● **Exercise instructions**: Pick out the lines containing "yondashuv".
'''
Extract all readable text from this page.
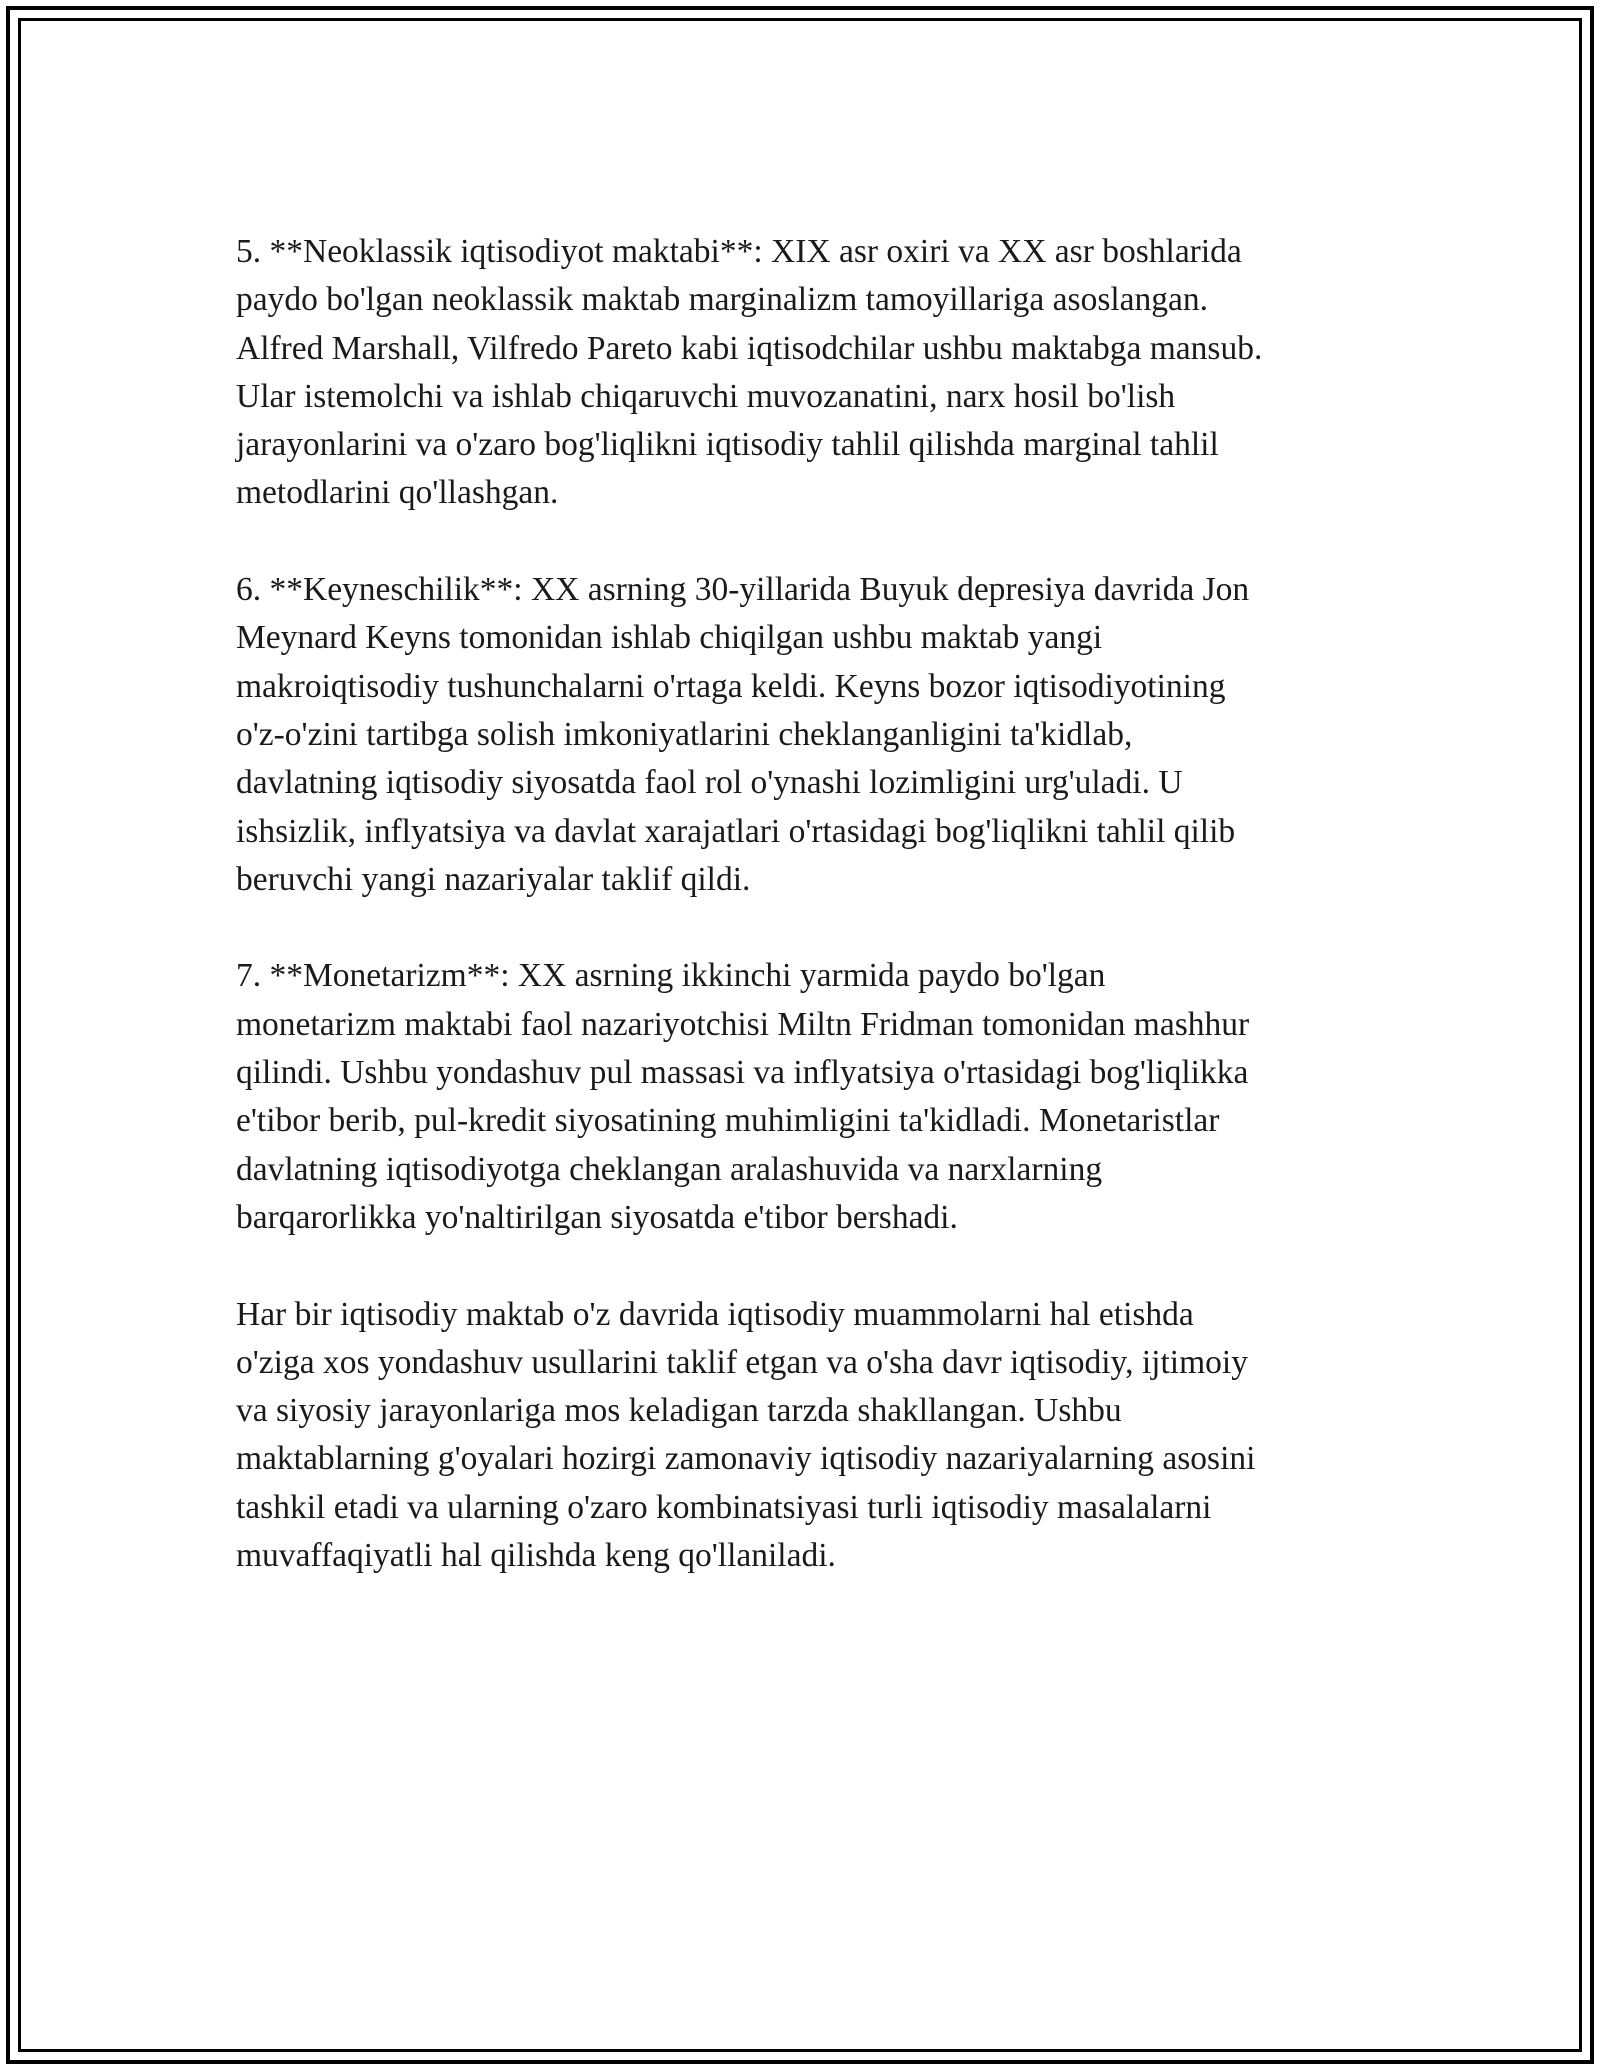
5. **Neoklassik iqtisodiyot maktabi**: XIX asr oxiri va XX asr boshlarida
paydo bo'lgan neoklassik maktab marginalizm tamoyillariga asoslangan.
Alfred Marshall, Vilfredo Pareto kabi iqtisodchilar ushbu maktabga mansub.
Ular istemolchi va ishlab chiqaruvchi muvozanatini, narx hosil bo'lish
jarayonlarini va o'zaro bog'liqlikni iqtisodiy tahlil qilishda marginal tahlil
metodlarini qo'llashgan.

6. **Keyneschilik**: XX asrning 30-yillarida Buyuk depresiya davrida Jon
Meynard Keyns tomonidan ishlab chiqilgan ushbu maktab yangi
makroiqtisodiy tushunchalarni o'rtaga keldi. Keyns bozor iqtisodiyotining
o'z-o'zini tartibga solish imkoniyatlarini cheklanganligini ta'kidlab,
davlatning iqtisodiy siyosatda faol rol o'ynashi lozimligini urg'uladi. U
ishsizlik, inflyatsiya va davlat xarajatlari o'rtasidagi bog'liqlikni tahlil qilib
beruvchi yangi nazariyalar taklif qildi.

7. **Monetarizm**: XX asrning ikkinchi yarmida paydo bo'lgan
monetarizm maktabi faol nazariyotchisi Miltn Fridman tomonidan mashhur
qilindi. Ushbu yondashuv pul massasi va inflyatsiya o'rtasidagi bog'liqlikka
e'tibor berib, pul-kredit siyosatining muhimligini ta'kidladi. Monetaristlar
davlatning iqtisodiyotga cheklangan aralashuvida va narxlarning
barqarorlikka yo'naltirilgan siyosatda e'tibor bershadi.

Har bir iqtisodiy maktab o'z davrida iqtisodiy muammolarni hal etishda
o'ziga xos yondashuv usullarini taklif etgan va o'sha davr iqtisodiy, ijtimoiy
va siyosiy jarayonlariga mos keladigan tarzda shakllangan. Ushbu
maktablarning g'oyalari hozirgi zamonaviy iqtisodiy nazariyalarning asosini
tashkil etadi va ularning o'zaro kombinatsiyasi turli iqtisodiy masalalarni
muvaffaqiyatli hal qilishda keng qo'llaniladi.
'''
● **Result of this task**:
qilindi. Ushbu yondashuv pul massasi va inflyatsiya o'rtasidagi bog'liqlikka
o'ziga xos yondashuv usullarini taklif etgan va o'sha davr iqtisodiy, ijtimoiy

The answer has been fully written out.